What this task involves: Can you copy the part of the forum thread between "What this has" and "22:42 (nineteen years ago)", inclusive, word for word?

Excerpt provided:
»»
I'd recommend this discussion about relativism, which touches on a lot of the issues in this thread (but not the recipes).
― Momus (Momus), Sunday, 22 January 2006 22:38 (nineteen years ago)
Momus makes an interesting point here - for the past, say, twenty years or so, right-wingers have had to 'package' their arguments through 'liberal' appeals. Why no one bothers to point this out to them, I dunno...
What this has done, in effect, is make the 'hard right' rather bitter and isolated, since to make any sort of argument that (superficially) validates personal freedoms and women's rights is somewhat emasculating to them.
― patrick bateman (mickeygraft), Sunday, 22 January 2006 22:42 (nineteen years ago)
― Dan (Suffragists And Abolitionists Don't Count) Perry (Dan Perry), Sunday, 22 January 2006 22:44 (nineteen years ago)
― Momus (Momus), Sunday, 22 January 2006 22:56 (nineteen years ago)
― Dan (Time Becomes A Loop) Perry (Dan Perry), Sunday, 22 January 2006 22:59 (nineteen years ago)
― Momus (Momus), Sunday, 22 January 2006 23:09 (nineteen years ago)
― Zwan (miccio), Sunday, 22 January 2006 23:12 (nineteen years ago)
««
Record excerpts:
»»
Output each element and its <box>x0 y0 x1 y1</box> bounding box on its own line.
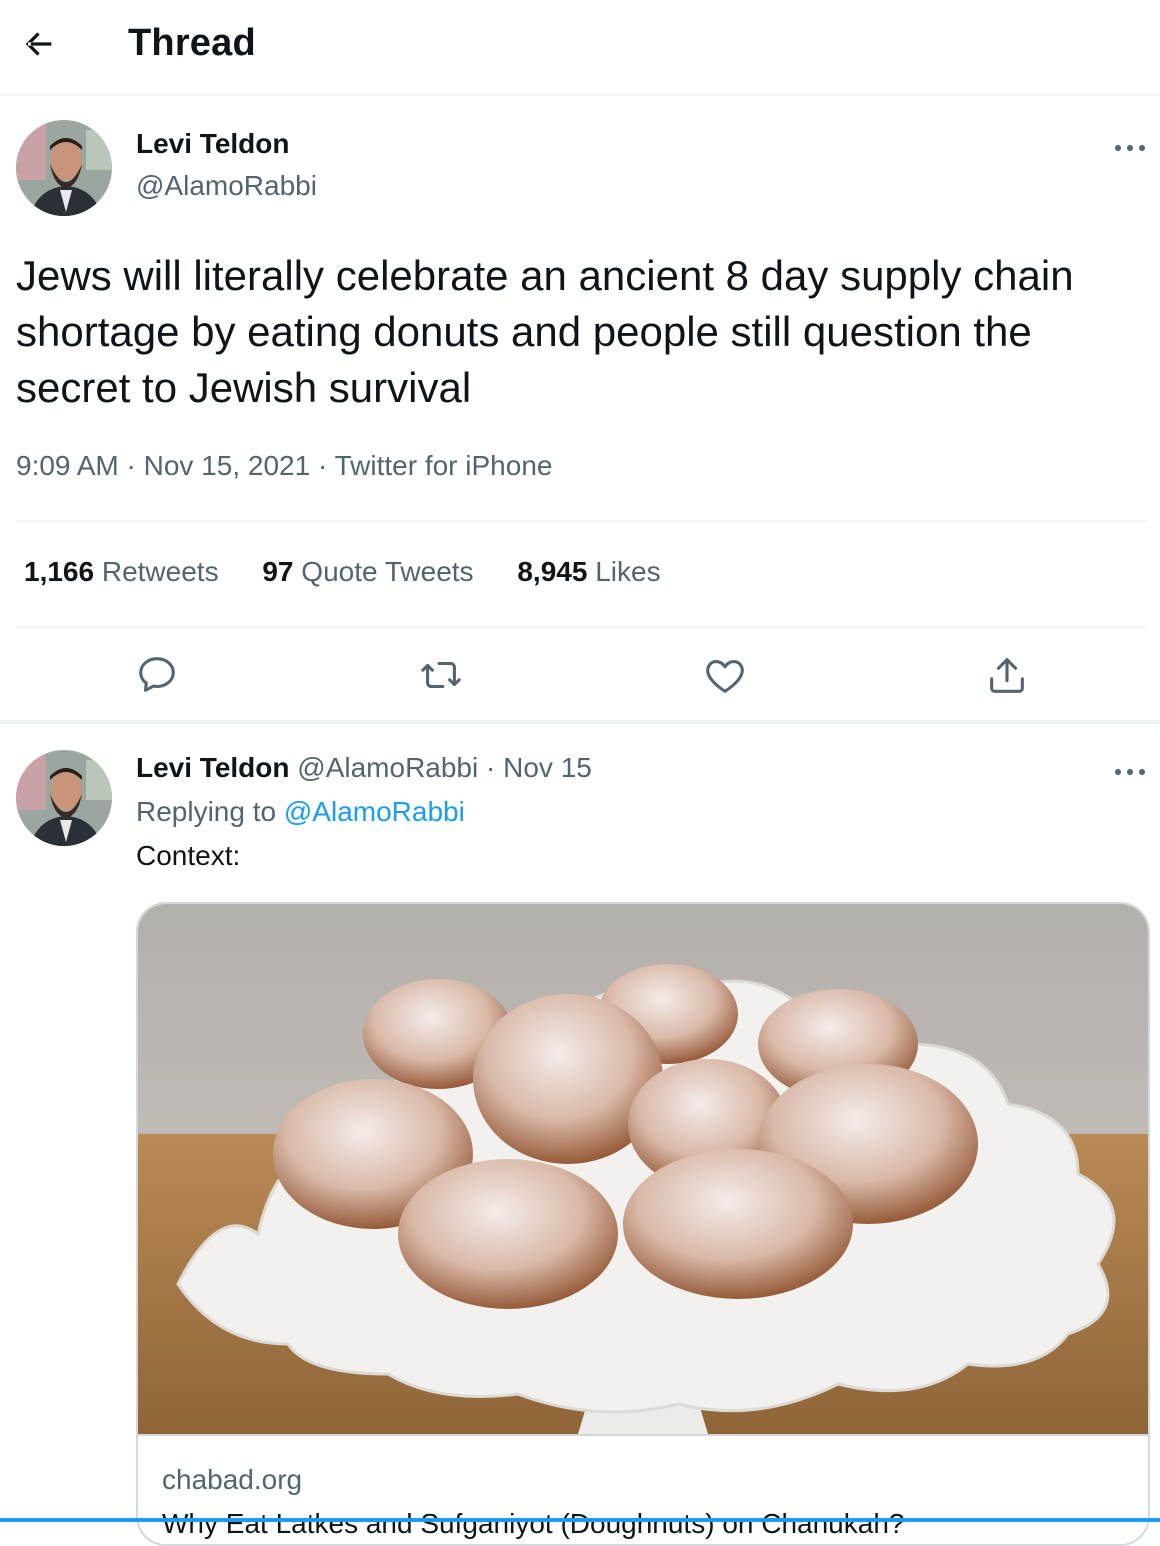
««
»»
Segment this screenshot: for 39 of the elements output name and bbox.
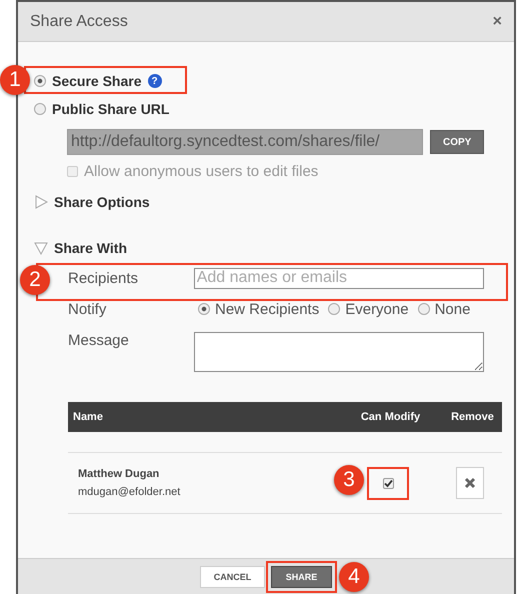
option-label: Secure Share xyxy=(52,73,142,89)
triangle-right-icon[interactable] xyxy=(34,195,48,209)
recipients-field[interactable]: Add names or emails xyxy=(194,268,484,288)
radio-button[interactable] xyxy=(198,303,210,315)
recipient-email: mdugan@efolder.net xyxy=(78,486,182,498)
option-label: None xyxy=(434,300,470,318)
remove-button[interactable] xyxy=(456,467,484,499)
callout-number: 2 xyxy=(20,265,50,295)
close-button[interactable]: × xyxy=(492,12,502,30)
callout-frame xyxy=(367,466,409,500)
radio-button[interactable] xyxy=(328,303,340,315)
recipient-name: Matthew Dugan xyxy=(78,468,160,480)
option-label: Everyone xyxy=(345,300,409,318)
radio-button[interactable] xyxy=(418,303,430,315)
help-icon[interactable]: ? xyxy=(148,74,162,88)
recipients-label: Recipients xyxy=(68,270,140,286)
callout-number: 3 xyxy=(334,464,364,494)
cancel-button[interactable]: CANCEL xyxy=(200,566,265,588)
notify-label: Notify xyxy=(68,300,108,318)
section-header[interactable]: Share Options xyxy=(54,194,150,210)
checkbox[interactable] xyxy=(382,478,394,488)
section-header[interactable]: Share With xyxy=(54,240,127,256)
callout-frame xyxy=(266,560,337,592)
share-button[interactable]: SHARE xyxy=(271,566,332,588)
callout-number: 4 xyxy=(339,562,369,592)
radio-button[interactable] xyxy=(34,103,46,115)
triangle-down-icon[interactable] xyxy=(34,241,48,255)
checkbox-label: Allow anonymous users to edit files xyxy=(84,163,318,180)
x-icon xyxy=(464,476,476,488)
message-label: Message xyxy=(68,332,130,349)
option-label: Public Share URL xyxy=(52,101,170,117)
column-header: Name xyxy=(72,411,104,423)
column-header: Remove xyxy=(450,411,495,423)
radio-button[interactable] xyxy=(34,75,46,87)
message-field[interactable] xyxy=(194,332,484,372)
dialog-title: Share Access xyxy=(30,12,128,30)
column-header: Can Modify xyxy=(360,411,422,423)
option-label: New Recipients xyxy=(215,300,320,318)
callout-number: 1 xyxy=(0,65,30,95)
««
»»
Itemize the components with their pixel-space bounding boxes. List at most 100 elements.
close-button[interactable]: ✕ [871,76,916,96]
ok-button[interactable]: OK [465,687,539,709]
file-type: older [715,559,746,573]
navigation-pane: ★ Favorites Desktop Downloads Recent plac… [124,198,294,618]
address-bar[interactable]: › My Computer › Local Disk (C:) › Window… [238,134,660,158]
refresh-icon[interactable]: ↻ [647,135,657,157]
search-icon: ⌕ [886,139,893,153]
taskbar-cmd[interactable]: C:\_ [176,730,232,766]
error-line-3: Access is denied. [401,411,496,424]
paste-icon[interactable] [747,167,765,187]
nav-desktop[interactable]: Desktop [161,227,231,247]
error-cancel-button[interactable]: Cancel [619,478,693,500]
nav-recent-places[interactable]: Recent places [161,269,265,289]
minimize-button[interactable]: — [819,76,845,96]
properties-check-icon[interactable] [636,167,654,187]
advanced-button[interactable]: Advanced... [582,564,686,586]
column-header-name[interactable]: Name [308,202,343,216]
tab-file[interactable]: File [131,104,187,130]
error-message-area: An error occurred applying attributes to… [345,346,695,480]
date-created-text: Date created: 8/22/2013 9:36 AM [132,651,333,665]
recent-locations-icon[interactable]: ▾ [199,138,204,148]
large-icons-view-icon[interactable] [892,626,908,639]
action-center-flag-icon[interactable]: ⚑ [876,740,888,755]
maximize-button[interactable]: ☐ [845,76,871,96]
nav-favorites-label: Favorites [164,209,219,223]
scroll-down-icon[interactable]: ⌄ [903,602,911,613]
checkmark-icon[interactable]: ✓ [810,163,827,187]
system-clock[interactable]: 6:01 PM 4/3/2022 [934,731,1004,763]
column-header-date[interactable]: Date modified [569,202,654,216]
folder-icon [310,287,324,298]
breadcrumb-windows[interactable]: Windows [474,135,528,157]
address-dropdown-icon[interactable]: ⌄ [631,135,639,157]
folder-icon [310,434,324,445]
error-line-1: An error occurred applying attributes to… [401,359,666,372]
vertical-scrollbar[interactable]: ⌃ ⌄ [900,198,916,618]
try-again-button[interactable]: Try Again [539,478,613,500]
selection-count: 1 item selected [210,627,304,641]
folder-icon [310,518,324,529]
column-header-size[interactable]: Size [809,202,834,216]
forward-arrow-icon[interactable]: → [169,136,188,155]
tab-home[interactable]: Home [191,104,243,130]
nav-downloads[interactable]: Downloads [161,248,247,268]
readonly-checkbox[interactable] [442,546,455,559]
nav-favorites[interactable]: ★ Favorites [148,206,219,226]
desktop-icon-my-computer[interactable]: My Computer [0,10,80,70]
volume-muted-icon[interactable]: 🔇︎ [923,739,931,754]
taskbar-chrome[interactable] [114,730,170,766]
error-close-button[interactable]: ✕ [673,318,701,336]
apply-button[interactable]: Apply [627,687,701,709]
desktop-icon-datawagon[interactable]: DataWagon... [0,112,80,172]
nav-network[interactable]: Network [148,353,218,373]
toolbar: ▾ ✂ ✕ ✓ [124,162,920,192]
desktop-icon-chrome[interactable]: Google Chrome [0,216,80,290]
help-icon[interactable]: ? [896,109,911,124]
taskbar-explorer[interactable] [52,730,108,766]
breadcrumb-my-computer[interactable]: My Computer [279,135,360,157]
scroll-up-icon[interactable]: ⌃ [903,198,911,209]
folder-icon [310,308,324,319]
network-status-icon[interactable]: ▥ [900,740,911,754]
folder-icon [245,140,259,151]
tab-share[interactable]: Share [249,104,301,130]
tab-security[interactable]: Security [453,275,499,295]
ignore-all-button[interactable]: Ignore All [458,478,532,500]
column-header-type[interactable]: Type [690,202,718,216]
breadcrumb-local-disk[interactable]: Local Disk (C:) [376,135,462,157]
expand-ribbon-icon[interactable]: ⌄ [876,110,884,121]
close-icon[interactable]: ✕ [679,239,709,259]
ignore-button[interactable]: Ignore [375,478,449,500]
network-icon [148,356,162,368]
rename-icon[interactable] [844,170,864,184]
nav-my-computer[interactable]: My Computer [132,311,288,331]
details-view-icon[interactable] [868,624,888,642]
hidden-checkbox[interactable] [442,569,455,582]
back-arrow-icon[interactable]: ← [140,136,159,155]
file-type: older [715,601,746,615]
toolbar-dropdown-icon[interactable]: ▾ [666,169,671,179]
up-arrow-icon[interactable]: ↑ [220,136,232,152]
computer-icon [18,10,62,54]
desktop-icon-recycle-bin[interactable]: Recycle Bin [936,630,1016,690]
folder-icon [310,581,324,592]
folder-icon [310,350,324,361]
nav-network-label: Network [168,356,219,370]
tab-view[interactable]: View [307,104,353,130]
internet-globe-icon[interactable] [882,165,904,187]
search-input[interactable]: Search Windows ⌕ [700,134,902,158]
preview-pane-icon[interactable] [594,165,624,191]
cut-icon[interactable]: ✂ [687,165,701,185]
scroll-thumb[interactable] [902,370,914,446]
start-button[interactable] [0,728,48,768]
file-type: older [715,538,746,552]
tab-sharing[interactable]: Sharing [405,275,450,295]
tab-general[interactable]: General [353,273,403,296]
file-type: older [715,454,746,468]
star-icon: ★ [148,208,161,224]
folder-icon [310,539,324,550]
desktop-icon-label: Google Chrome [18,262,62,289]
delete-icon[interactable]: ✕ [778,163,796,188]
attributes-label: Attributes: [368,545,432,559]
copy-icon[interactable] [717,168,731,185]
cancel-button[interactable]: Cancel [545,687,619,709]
««
Full output:
What this has done, in effect, is make the 'hard right' rather bitter and isolated, since to make any sort of argument that (superficially) validates personal freedoms and women's rights is somewhat emasculating to them.
― patrick bateman (mickeygraft), Sunday, 22 January 2006 22:42 (nineteen years ago)